Extract all lines that hold the string "your".

_____

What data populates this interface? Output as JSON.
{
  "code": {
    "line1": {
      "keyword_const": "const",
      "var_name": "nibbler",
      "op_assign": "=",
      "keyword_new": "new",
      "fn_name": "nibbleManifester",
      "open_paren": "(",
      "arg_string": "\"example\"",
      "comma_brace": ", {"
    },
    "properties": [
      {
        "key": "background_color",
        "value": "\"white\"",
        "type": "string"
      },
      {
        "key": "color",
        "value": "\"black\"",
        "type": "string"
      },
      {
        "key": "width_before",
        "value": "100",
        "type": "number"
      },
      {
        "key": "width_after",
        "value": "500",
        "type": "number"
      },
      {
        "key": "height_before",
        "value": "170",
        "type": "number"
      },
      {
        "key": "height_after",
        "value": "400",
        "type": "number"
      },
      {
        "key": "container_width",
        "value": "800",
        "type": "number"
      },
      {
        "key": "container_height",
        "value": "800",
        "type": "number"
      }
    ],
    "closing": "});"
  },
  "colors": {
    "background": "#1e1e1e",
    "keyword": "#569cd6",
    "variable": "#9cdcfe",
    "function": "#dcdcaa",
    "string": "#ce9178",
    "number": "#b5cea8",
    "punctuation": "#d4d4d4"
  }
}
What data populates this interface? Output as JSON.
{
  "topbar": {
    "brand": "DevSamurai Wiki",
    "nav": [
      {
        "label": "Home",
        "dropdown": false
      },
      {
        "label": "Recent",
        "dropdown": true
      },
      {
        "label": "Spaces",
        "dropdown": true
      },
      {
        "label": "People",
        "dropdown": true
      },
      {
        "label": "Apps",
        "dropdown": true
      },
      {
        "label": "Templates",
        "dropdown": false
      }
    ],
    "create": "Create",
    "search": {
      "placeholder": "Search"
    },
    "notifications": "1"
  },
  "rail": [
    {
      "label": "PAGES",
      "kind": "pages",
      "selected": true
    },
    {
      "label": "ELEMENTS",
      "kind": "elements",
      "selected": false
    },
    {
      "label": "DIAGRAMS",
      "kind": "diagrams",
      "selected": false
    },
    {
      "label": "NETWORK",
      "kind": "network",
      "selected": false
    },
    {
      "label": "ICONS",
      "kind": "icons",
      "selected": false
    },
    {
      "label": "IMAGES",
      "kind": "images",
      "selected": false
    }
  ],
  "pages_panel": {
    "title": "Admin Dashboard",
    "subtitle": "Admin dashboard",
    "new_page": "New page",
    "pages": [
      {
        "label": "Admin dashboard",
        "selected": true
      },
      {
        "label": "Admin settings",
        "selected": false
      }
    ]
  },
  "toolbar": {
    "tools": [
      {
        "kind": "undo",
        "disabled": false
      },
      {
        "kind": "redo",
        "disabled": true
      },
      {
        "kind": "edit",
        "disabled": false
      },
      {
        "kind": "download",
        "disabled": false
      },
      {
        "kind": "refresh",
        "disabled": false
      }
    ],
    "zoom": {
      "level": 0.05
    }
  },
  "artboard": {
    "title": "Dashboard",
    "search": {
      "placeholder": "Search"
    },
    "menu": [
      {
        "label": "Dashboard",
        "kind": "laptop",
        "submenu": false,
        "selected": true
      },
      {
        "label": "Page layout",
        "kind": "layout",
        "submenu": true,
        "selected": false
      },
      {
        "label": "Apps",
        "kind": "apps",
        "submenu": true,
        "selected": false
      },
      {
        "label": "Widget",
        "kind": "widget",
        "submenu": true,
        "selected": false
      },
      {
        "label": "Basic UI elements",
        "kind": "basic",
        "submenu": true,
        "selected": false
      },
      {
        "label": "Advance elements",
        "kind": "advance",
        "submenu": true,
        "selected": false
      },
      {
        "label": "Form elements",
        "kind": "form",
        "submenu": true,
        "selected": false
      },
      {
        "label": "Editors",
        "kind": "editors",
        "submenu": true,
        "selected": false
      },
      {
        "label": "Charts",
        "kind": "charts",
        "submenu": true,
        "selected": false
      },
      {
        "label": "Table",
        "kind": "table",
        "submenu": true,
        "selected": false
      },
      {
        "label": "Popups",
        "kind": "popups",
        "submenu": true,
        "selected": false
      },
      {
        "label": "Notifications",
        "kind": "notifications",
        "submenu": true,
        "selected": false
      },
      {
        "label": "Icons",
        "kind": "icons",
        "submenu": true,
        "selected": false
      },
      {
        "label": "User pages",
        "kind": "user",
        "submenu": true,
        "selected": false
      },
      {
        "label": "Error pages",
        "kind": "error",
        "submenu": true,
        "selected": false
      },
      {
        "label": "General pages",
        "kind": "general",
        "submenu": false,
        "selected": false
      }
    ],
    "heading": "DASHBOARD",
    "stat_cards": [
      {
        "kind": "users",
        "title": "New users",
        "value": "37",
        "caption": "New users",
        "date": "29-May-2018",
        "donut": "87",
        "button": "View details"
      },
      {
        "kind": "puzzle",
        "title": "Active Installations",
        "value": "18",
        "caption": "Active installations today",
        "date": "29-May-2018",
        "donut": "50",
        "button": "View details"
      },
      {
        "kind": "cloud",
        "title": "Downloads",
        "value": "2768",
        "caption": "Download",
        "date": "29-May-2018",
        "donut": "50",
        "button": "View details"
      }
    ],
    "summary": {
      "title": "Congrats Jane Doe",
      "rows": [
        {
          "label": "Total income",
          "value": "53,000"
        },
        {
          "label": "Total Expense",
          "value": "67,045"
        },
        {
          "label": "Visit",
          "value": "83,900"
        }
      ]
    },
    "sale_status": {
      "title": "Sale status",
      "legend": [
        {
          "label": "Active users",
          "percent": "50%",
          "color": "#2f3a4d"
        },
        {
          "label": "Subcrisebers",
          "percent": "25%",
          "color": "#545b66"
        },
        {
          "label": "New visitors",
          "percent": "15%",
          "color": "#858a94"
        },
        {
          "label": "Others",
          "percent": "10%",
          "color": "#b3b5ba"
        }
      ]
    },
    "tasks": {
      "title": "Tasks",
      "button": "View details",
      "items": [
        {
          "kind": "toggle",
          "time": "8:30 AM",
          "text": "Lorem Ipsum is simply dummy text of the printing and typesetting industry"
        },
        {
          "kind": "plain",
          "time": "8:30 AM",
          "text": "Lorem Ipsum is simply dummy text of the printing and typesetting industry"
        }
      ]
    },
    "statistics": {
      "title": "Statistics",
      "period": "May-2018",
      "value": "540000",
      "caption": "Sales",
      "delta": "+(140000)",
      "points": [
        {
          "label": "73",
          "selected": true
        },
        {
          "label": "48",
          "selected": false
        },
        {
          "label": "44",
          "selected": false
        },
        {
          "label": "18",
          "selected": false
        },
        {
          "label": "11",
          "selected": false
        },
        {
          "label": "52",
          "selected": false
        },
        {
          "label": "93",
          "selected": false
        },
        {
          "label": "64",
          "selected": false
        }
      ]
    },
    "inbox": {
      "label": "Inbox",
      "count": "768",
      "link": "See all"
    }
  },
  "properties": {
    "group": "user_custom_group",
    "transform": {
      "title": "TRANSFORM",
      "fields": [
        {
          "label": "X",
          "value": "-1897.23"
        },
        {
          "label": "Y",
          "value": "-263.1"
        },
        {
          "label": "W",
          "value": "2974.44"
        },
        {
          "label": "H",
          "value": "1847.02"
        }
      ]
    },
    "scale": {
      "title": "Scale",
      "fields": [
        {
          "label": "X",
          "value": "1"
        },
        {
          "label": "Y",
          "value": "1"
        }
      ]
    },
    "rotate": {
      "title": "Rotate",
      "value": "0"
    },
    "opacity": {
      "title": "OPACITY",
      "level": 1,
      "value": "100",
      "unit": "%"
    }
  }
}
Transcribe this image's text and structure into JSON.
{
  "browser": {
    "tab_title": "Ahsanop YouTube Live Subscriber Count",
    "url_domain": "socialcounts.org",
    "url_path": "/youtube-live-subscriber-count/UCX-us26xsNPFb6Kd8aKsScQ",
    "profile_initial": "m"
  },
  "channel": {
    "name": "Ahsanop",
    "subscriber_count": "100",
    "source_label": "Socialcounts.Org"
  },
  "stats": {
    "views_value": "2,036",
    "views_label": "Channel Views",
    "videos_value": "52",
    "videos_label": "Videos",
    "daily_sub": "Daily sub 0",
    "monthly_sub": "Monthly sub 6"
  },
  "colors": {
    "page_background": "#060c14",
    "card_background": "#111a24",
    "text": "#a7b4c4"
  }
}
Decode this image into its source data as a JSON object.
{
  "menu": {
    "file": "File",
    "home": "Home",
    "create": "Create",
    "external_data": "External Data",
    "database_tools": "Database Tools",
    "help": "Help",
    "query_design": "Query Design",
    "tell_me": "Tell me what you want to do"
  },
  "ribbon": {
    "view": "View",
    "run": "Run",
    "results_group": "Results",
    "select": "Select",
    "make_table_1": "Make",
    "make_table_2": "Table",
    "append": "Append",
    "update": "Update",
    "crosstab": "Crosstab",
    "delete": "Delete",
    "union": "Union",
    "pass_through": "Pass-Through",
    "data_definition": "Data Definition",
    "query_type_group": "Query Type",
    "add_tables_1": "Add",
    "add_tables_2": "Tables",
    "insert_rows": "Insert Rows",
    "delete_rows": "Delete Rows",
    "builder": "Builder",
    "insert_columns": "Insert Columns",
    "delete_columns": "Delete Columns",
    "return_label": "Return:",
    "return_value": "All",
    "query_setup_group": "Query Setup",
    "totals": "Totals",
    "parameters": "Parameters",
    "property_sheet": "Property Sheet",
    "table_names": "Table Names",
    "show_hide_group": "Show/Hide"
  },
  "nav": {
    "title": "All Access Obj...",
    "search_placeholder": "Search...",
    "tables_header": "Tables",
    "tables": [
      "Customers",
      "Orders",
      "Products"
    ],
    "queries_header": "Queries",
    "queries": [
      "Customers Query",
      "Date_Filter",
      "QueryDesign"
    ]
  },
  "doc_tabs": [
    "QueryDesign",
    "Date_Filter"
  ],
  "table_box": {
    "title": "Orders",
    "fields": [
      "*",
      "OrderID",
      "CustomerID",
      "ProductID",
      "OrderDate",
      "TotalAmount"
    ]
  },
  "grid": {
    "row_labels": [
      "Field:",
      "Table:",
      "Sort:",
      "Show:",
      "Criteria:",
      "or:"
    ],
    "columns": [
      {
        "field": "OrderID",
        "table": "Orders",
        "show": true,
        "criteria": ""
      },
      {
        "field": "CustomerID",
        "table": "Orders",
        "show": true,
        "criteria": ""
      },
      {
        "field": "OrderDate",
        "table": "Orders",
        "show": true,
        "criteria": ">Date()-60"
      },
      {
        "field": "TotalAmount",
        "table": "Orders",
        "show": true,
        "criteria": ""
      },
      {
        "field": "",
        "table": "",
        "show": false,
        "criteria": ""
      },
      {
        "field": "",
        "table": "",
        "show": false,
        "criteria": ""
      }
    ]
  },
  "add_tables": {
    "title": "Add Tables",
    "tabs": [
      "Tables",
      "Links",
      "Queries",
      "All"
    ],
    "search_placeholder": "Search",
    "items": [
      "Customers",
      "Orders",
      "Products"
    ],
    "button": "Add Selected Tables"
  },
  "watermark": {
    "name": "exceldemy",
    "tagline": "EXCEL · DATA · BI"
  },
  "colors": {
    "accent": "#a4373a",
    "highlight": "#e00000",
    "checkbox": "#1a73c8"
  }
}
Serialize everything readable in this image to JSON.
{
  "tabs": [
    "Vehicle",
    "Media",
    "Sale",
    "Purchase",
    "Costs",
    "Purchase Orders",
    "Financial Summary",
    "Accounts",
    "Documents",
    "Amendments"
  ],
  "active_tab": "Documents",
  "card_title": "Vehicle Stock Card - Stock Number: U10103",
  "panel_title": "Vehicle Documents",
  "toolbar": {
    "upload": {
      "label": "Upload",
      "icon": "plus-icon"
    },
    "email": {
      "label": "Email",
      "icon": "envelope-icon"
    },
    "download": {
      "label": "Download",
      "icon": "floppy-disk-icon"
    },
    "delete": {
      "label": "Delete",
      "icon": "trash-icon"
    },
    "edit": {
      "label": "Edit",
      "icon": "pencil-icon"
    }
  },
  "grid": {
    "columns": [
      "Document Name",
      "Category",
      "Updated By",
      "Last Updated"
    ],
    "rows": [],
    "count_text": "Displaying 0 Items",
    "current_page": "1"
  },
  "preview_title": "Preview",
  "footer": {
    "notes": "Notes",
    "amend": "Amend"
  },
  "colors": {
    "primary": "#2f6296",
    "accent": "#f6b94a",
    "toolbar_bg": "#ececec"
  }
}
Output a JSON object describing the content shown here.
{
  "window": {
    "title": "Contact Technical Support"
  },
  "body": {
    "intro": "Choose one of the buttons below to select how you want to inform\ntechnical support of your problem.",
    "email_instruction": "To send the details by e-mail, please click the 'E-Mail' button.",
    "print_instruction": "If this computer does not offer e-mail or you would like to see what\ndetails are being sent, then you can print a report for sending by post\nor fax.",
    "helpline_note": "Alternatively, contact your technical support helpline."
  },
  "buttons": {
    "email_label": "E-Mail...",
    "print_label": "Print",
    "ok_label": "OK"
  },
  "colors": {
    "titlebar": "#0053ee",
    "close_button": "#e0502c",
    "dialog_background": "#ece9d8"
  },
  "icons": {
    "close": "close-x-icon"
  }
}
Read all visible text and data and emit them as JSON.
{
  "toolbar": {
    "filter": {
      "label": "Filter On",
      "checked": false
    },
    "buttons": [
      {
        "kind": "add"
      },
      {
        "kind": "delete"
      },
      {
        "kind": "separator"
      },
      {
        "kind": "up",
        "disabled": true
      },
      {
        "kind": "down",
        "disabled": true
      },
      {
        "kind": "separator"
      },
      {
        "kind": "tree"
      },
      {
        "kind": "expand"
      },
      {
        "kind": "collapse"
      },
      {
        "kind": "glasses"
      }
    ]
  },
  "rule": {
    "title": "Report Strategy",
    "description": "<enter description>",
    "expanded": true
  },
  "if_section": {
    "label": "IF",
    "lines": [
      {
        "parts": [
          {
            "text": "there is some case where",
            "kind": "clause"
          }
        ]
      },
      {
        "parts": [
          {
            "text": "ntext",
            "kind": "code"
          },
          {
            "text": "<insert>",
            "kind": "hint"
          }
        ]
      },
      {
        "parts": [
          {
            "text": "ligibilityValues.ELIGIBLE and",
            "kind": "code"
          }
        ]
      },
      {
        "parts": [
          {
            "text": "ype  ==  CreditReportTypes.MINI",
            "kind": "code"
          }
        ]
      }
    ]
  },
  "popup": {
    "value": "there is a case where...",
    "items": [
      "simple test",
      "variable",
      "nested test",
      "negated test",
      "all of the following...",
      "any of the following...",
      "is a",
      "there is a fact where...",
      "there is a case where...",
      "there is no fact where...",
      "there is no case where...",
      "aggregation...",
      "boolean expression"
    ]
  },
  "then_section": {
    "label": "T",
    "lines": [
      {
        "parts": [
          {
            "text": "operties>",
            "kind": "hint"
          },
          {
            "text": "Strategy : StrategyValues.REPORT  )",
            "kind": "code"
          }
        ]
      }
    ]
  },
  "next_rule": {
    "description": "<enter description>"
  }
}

_____

Task result:
    "intro": "Choose one of the buttons below to select how you want to inform\ntechnical support of your problem.",
    "helpline_note": "Alternatively, contact your technical support helpline."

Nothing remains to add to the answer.